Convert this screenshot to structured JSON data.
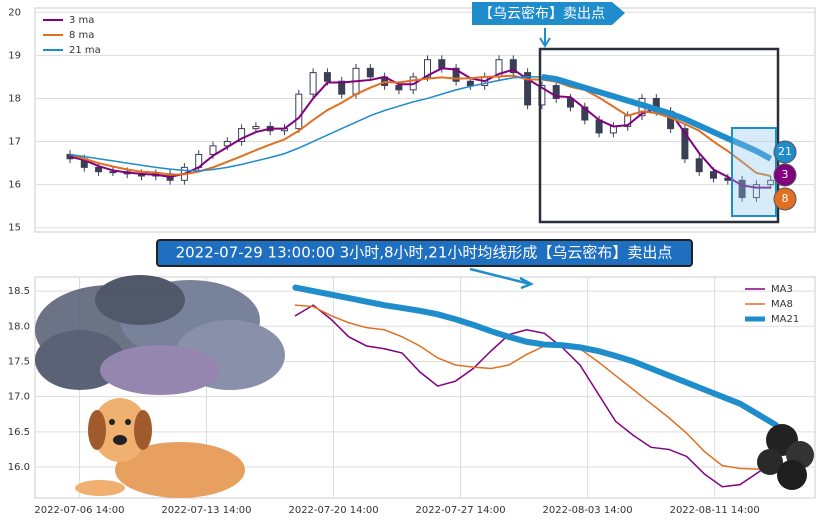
{
  "chart_data": [
    {
      "type": "candlestick",
      "legend": "upper left",
      "grid": true,
      "ylim": [
        14.9,
        20.1
      ],
      "yticks": [
        15,
        16,
        17,
        18,
        19,
        20
      ],
      "ohlc": {
        "open": [
          16.7,
          16.6,
          16.4,
          16.3,
          16.3,
          16.25,
          16.2,
          16.25,
          16.1,
          16.4,
          16.7,
          16.9,
          17.0,
          17.3,
          17.35,
          17.25,
          17.3,
          18.1,
          18.6,
          18.4,
          18.1,
          18.7,
          18.5,
          18.3,
          18.2,
          18.5,
          18.9,
          18.7,
          18.4,
          18.3,
          18.5,
          18.9,
          18.6,
          17.85,
          18.3,
          18.0,
          17.8,
          17.5,
          17.2,
          17.35,
          17.6,
          18.0,
          17.7,
          17.3,
          16.6,
          16.3,
          16.15,
          16.1,
          15.7,
          16.0
        ],
        "high": [
          16.8,
          16.7,
          16.5,
          16.4,
          16.4,
          16.35,
          16.35,
          16.35,
          16.5,
          16.8,
          17.0,
          17.1,
          17.4,
          17.45,
          17.45,
          17.4,
          18.2,
          18.7,
          18.7,
          18.5,
          18.8,
          18.8,
          18.6,
          18.4,
          18.6,
          19.0,
          19.0,
          18.8,
          18.5,
          18.6,
          19.0,
          19.0,
          18.7,
          18.4,
          18.4,
          18.1,
          17.9,
          17.6,
          17.45,
          17.7,
          18.1,
          18.1,
          17.8,
          17.4,
          16.7,
          16.4,
          16.25,
          16.2,
          16.1,
          16.2
        ],
        "low": [
          16.5,
          16.3,
          16.2,
          16.2,
          16.15,
          16.1,
          16.1,
          16.0,
          16.0,
          16.3,
          16.6,
          16.8,
          16.9,
          17.2,
          17.15,
          17.15,
          17.2,
          18.0,
          18.3,
          18.0,
          18.0,
          18.4,
          18.2,
          18.1,
          18.1,
          18.4,
          18.6,
          18.3,
          18.2,
          18.2,
          18.4,
          18.5,
          17.75,
          17.75,
          17.9,
          17.7,
          17.4,
          17.1,
          17.1,
          17.25,
          17.5,
          17.6,
          17.2,
          16.5,
          16.2,
          16.05,
          16.0,
          15.6,
          15.6,
          15.9
        ],
        "close": [
          16.6,
          16.4,
          16.3,
          16.3,
          16.25,
          16.2,
          16.25,
          16.1,
          16.4,
          16.7,
          16.9,
          17.0,
          17.3,
          17.35,
          17.25,
          17.3,
          18.1,
          18.6,
          18.4,
          18.1,
          18.7,
          18.5,
          18.3,
          18.2,
          18.5,
          18.9,
          18.7,
          18.4,
          18.3,
          18.5,
          18.9,
          18.6,
          17.85,
          18.3,
          18.0,
          17.8,
          17.5,
          17.2,
          17.35,
          17.6,
          18.0,
          17.7,
          17.3,
          16.6,
          16.3,
          16.15,
          16.1,
          15.7,
          16.0,
          16.1
        ],
        "up_color": "#ffffff",
        "down_color": "#3a3f55"
      },
      "series": [
        {
          "name": "3 ma",
          "color": "#800080",
          "values": [
            16.65,
            16.57,
            16.43,
            16.33,
            16.28,
            16.25,
            16.23,
            16.18,
            16.25,
            16.4,
            16.67,
            16.87,
            17.07,
            17.22,
            17.3,
            17.3,
            17.55,
            18.0,
            18.37,
            18.37,
            18.4,
            18.43,
            18.5,
            18.33,
            18.33,
            18.53,
            18.7,
            18.67,
            18.47,
            18.4,
            18.57,
            18.67,
            18.45,
            18.25,
            18.05,
            18.03,
            17.77,
            17.5,
            17.35,
            17.38,
            17.65,
            17.77,
            17.67,
            17.2,
            16.73,
            16.35,
            16.18,
            15.98,
            15.93,
            15.93
          ]
        },
        {
          "name": "8 ma",
          "color": "#e07020",
          "values": [
            16.7,
            16.6,
            16.5,
            16.42,
            16.35,
            16.3,
            16.28,
            16.23,
            16.24,
            16.3,
            16.4,
            16.53,
            16.66,
            16.8,
            16.93,
            17.05,
            17.25,
            17.5,
            17.73,
            17.9,
            18.1,
            18.25,
            18.38,
            18.37,
            18.42,
            18.46,
            18.49,
            18.46,
            18.47,
            18.5,
            18.51,
            18.53,
            18.44,
            18.44,
            18.39,
            18.27,
            18.2,
            18.02,
            17.81,
            17.6,
            17.7,
            17.66,
            17.55,
            17.41,
            17.25,
            17.0,
            16.78,
            16.53,
            16.27,
            16.2
          ]
        },
        {
          "name": "21 ma",
          "color": "#1f8ccc",
          "values": [
            16.7,
            16.65,
            16.6,
            16.55,
            16.5,
            16.45,
            16.4,
            16.36,
            16.33,
            16.32,
            16.35,
            16.4,
            16.47,
            16.55,
            16.63,
            16.72,
            16.85,
            17.0,
            17.15,
            17.3,
            17.45,
            17.6,
            17.72,
            17.82,
            17.92,
            18.0,
            18.1,
            18.2,
            18.28,
            18.35,
            18.42,
            18.48,
            18.5,
            18.5,
            18.45,
            18.35,
            18.25,
            18.15,
            18.05,
            17.95,
            17.85,
            17.75,
            17.65,
            17.52,
            17.37,
            17.22,
            17.07,
            16.93,
            16.78,
            16.6
          ]
        }
      ],
      "callout": "【乌云密布】卖出点",
      "markers": [
        "21",
        "3",
        "8"
      ]
    },
    {
      "type": "line",
      "legend": "upper right",
      "grid": true,
      "banner": "2022-07-29 13:00:00 3小时,8小时,21小时均线形成【乌云密布】卖出点",
      "xlim": [
        -0.35,
        5.79
      ],
      "ylim": [
        15.56,
        18.7
      ],
      "xticks": [
        {
          "value": 0,
          "label": "2022-07-06 14:00"
        },
        {
          "value": 1,
          "label": "2022-07-13 14:00"
        },
        {
          "value": 2,
          "label": "2022-07-20 14:00"
        },
        {
          "value": 3,
          "label": "2022-07-27 14:00"
        },
        {
          "value": 4,
          "label": "2022-08-03 14:00"
        },
        {
          "value": 5,
          "label": "2022-08-11 14:00"
        }
      ],
      "yticks": [
        {
          "value": 16.0,
          "label": "16.0"
        },
        {
          "value": 16.5,
          "label": "16.5"
        },
        {
          "value": 17.0,
          "label": "17.0"
        },
        {
          "value": 17.5,
          "label": "17.5"
        },
        {
          "value": 18.0,
          "label": "18.0"
        },
        {
          "value": 18.5,
          "label": "18.5"
        }
      ],
      "x": [
        1.7,
        1.84,
        1.98,
        2.12,
        2.26,
        2.4,
        2.54,
        2.68,
        2.82,
        2.96,
        3.1,
        3.24,
        3.38,
        3.52,
        3.66,
        3.8,
        3.94,
        4.08,
        4.22,
        4.36,
        4.5,
        4.64,
        4.78,
        4.92,
        5.06,
        5.2,
        5.34,
        5.48
      ],
      "series": [
        {
          "name": "MA3",
          "color": "#800080",
          "width": 1.5,
          "values": [
            18.15,
            18.3,
            18.1,
            17.85,
            17.72,
            17.68,
            17.62,
            17.35,
            17.15,
            17.22,
            17.4,
            17.65,
            17.88,
            17.95,
            17.9,
            17.7,
            17.45,
            17.05,
            16.65,
            16.45,
            16.28,
            16.25,
            16.15,
            15.9,
            15.72,
            15.75,
            15.92,
            16.1
          ]
        },
        {
          "name": "MA8",
          "color": "#e07020",
          "width": 1.5,
          "values": [
            18.3,
            18.28,
            18.15,
            18.05,
            17.98,
            17.95,
            17.85,
            17.72,
            17.55,
            17.45,
            17.42,
            17.4,
            17.45,
            17.6,
            17.72,
            17.75,
            17.68,
            17.5,
            17.3,
            17.1,
            16.9,
            16.7,
            16.48,
            16.22,
            16.02,
            15.98,
            15.97,
            16.0
          ]
        },
        {
          "name": "MA21",
          "color": "#1f8ccc",
          "width": 6,
          "values": [
            18.55,
            18.5,
            18.45,
            18.4,
            18.35,
            18.3,
            18.26,
            18.22,
            18.17,
            18.1,
            18.02,
            17.93,
            17.85,
            17.78,
            17.74,
            17.73,
            17.7,
            17.65,
            17.58,
            17.5,
            17.4,
            17.3,
            17.2,
            17.1,
            17.0,
            16.9,
            16.75,
            16.6
          ]
        }
      ]
    }
  ]
}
■ ■ ■ ■
### Problem statement
Track down every line with the word "name" and copy it.

### Task response
          "name": "3 ma",
          "name": "8 ma",
          "name": "21 ma",
          "name": "MA3",
          "name": "MA8",
          "name": "MA21",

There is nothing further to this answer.